### WRITTEN PROBLEM
Pictures are not part of the copy; repeat everything else in the records exactly.
=== TASK DATA ===
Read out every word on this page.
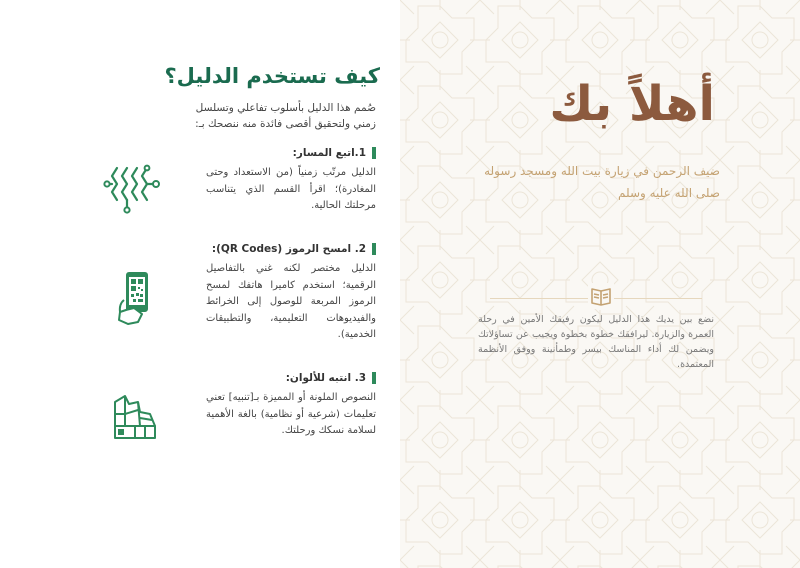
كيف تستخدم الدليل؟

صُمم هذا الدليل بأسلوب تفاعلي وتسلسل زمني ولتحقيق أقصى فائدة منه ننصحك بـ:

1.اتبع المسار:

الدليل مرتّب زمنياً (من الاستعداد وحتى المغادرة)؛ اقرأ القسم الذي يتناسب مرحلتك الحالية.

2. امسح الرموز (QR Codes):

الدليل مختصر لكنه غني بالتفاصيل الرقمية؛ استخدم كاميرا هاتفك لمسح الرموز المربعة للوصول إلى الخرائط والفيديوهات التعليمية، والتطبيقات الخدمية).

3. انتبه للألوان:

النصوص الملونة أو المميزة بـ[تنبيه] تعني تعليمات (شرعية أو نظامية) بالغة الأهمية لسلامة نسكك ورحلتك.

أهلاً بك

ضيف الرحمن في زيارة بيت الله ومسجد رسوله صلى الله عليه وسلم

نضع بين يديك هذا الدليل ليكون رفيقك الأمين في رحلة العمرة والزيارة. ليرافقك خطوة بخطوة ويجيب عن تساؤلاتك ويضمن لك أداء المناسك بيسر وطمأنينة ووفق الأنظمة المعتمدة.
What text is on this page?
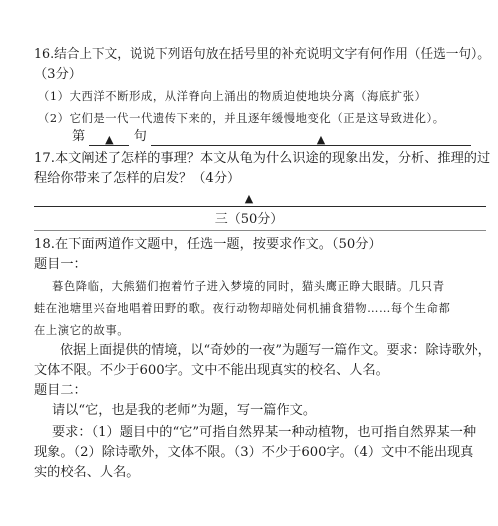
16.结合上下文，说说下列语句放在括号里的补充说明文字有何作用（任选一句）。
（3分）
（1）大西洋不断形成，从洋脊向上涌出的物质迫使地块分离（海底扩张）
（2）它们是一代一代遗传下来的，并且逐年缓慢地变化（正是这导致进化）。
第 ▲ 句	▲
17.本文阐述了怎样的事理？本文从龟为什么识途的现象出发，分析、推理的过
程给你带来了怎样的启发？（4分）
▲
三（50分）
18.在下面两道作文题中，任选一题，按要求作文。（50分）
题目一：
暮色降临，大熊猫们抱着竹子进入梦境的同时，猫头鹰正睁大眼睛。几只青
蛙在池塘里兴奋地唱着田野的歌。夜行动物却暗处伺机捕食猎物……每个生命都
在上演它的故事。
依据上面提供的情境，以“奇妙的一夜”为题写一篇作文。要求：除诗歌外，
文体不限。不少于600字。文中不能出现真实的校名、人名。
题目二：
请以“它，也是我的老师”为题，写一篇作文。
要求：（1）题目中的“它”可指自然界某一种动植物，也可指自然界某一种
现象。（2）除诗歌外，文体不限。（3）不少于600字。（4）文中不能出现真
实的校名、人名。
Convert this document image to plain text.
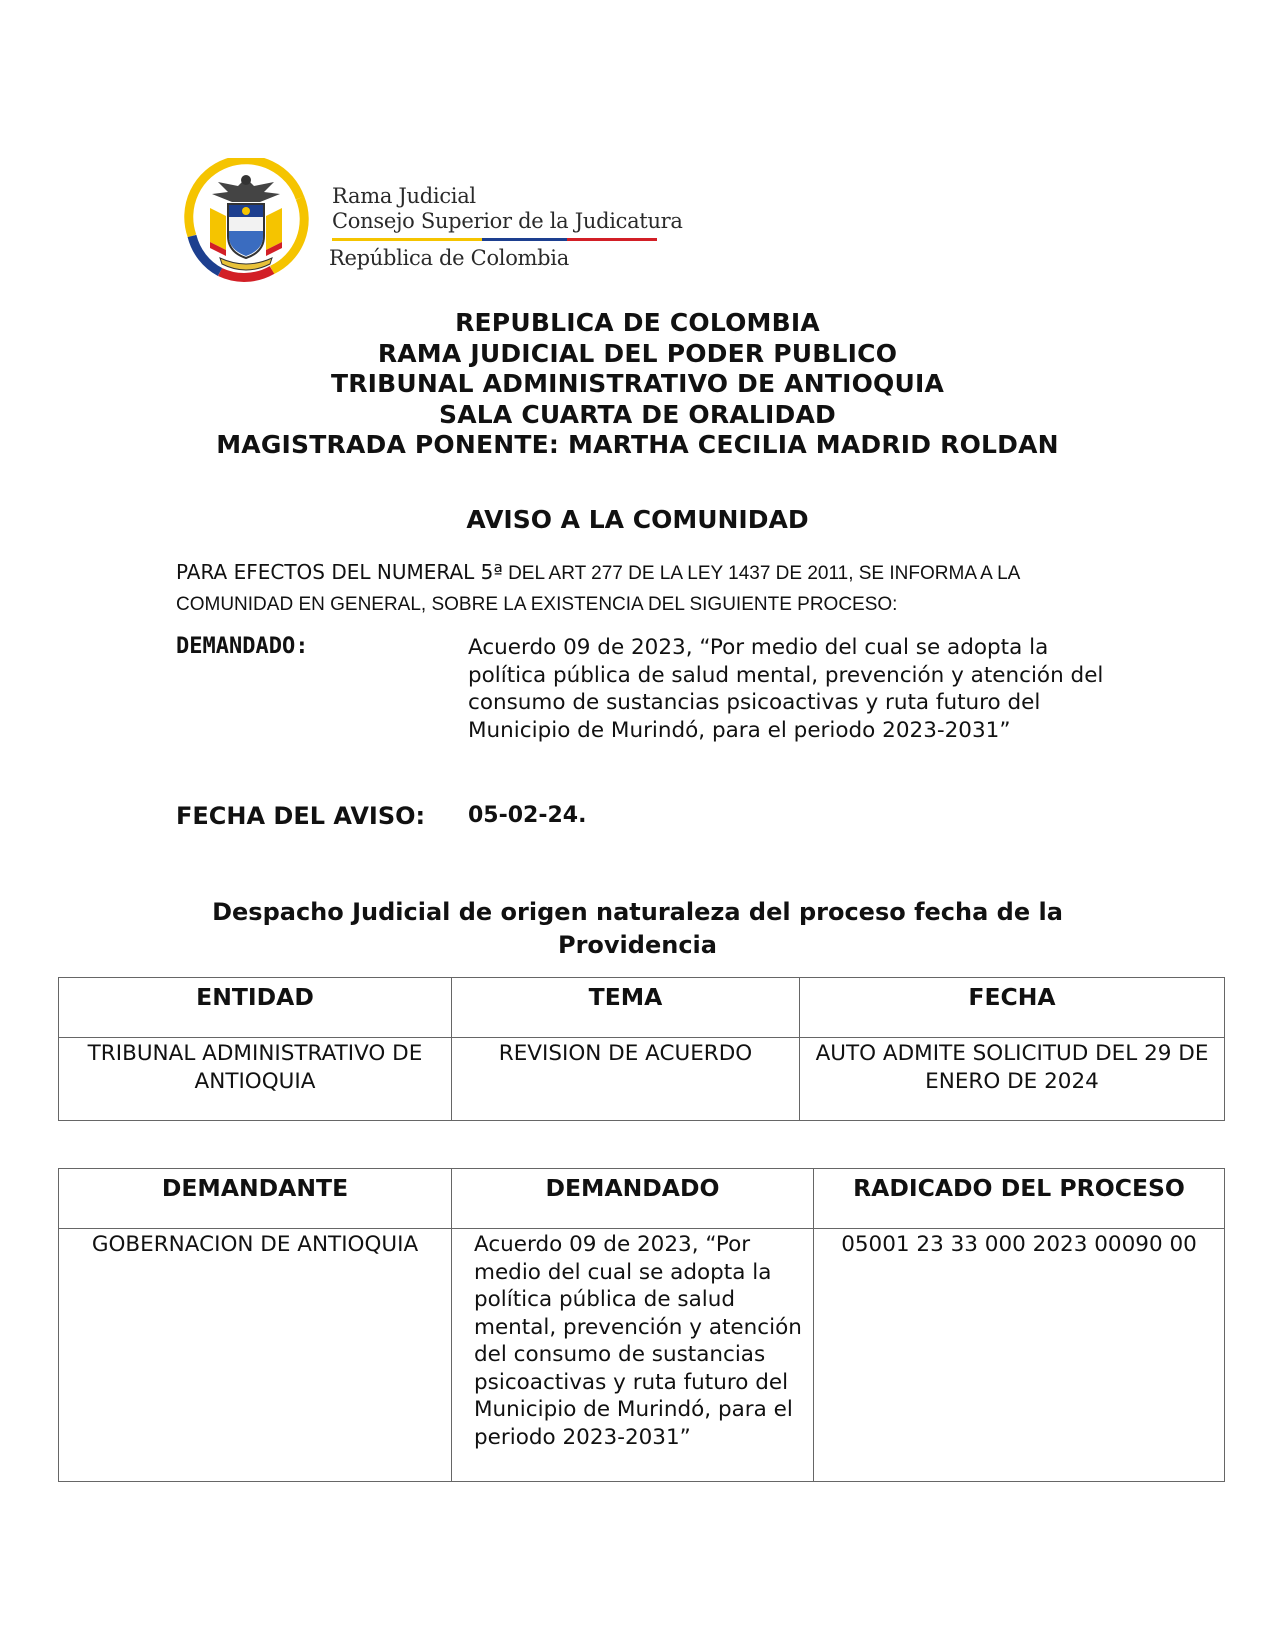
Rama Judicial
Consejo Superior de la Judicatura
República de Colombia
REPUBLICA DE COLOMBIA
RAMA JUDICIAL DEL PODER PUBLICO
TRIBUNAL ADMINISTRATIVO DE ANTIOQUIA
SALA CUARTA DE ORALIDAD
MAGISTRADA PONENTE: MARTHA CECILIA MADRID ROLDAN
AVISO A LA COMUNIDAD
PARA EFECTOS DEL NUMERAL 5ª DEL ART 277 DE LA LEY 1437 DE 2011, SE INFORMA A LA
COMUNIDAD EN GENERAL, SOBRE LA EXISTENCIA DEL SIGUIENTE PROCESO:
DEMANDADO:	Acuerdo 09 de 2023, “Por medio del cual se adopta la política pública de salud mental, prevención y atención del consumo de sustancias psicoactivas y ruta futuro del Municipio de Murindó, para el periodo 2023-2031”
FECHA DEL AVISO: 05-02-24.
Despacho Judicial de origen naturaleza del proceso fecha de la
Providencia
ENTIDAD	TEMA	FECHA
TRIBUNAL ADMINISTRATIVO DE ANTIOQUIA	REVISION DE ACUERDO	AUTO ADMITE SOLICITUD DEL 29 DE ENERO DE 2024
DEMANDANTE	DEMANDADO	RADICADO DEL PROCESO
GOBERNACION DE ANTIOQUIA	Acuerdo 09 de 2023, “Por medio del cual se adopta la política pública de salud mental, prevención y atención del consumo de sustancias psicoactivas y ruta futuro del Municipio de Murindó, para el periodo 2023-2031”	05001 23 33 000 2023 00090 00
===
### EXERCISE RESULT
Read out every word on this page.
كيف تستخدم الدليل؟

صُمم هذا الدليل بأسلوب تفاعلي وتسلسل زمني ولتحقيق أقصى فائدة منه ننصحك بـ:

1.اتبع المسار:

الدليل مرتّب زمنياً (من الاستعداد وحتى المغادرة)؛ اقرأ القسم الذي يتناسب مرحلتك الحالية.

2. امسح الرموز (QR Codes):

الدليل مختصر لكنه غني بالتفاصيل الرقمية؛ استخدم كاميرا هاتفك لمسح الرموز المربعة للوصول إلى الخرائط والفيديوهات التعليمية، والتطبيقات الخدمية).

3. انتبه للألوان:

النصوص الملونة أو المميزة بـ[تنبيه] تعني تعليمات (شرعية أو نظامية) بالغة الأهمية لسلامة نسكك ورحلتك.

أهلاً بك

ضيف الرحمن في زيارة بيت الله ومسجد رسوله صلى الله عليه وسلم

نضع بين يديك هذا الدليل ليكون رفيقك الأمين في رحلة العمرة والزيارة. ليرافقك خطوة بخطوة ويجيب عن تساؤلاتك ويضمن لك أداء المناسك بيسر وطمأنينة ووفق الأنظمة المعتمدة.
What text is on this page?
16.结合上下文，说说下列语句放在括号里的补充说明文字有何作用（任选一句）。
（3分）
（1）大西洋不断形成，从洋脊向上涌出的物质迫使地块分离（海底扩张）
（2）它们是一代一代遗传下来的，并且逐年缓慢地变化（正是这导致进化）。
第 ▲ 句	▲
17.本文阐述了怎样的事理？本文从龟为什么识途的现象出发，分析、推理的过
程给你带来了怎样的启发？（4分）
▲
三（50分）
18.在下面两道作文题中，任选一题，按要求作文。（50分）
题目一：
暮色降临，大熊猫们抱着竹子进入梦境的同时，猫头鹰正睁大眼睛。几只青
蛙在池塘里兴奋地唱着田野的歌。夜行动物却暗处伺机捕食猎物……每个生命都
在上演它的故事。
依据上面提供的情境，以“奇妙的一夜”为题写一篇作文。要求：除诗歌外，
文体不限。不少于600字。文中不能出现真实的校名、人名。
题目二：
请以“它，也是我的老师”为题，写一篇作文。
要求：（1）题目中的“它”可指自然界某一种动植物，也可指自然界某一种
现象。（2）除诗歌外，文体不限。（3）不少于600字。（4）文中不能出现真
实的校名、人名。
Convert this document image to plain text.
Rama Judicial
Consejo Superior de la Judicatura
República de Colombia
REPUBLICA DE COLOMBIA
RAMA JUDICIAL DEL PODER PUBLICO
TRIBUNAL ADMINISTRATIVO DE ANTIOQUIA
SALA CUARTA DE ORALIDAD
MAGISTRADA PONENTE: MARTHA CECILIA MADRID ROLDAN
AVISO A LA COMUNIDAD
PARA EFECTOS DEL NUMERAL 5ª DEL ART 277 DE LA LEY 1437 DE 2011, SE INFORMA A LA
COMUNIDAD EN GENERAL, SOBRE LA EXISTENCIA DEL SIGUIENTE PROCESO:
DEMANDADO:	Acuerdo 09 de 2023, “Por medio del cual se adopta la política pública de salud mental, prevención y atención del consumo de sustancias psicoactivas y ruta futuro del Municipio de Murindó, para el periodo 2023-2031”
FECHA DEL AVISO: 05-02-24.
Despacho Judicial de origen naturaleza del proceso fecha de la
Providencia
ENTIDAD	TEMA	FECHA
TRIBUNAL ADMINISTRATIVO DE ANTIOQUIA	REVISION DE ACUERDO	AUTO ADMITE SOLICITUD DEL 29 DE ENERO DE 2024
DEMANDANTE	DEMANDADO	RADICADO DEL PROCESO
GOBERNACION DE ANTIOQUIA	Acuerdo 09 de 2023, “Por medio del cual se adopta la política pública de salud mental, prevención y atención del consumo de sustancias psicoactivas y ruta futuro del Municipio de Murindó, para el periodo 2023-2031”	05001 23 33 000 2023 00090 00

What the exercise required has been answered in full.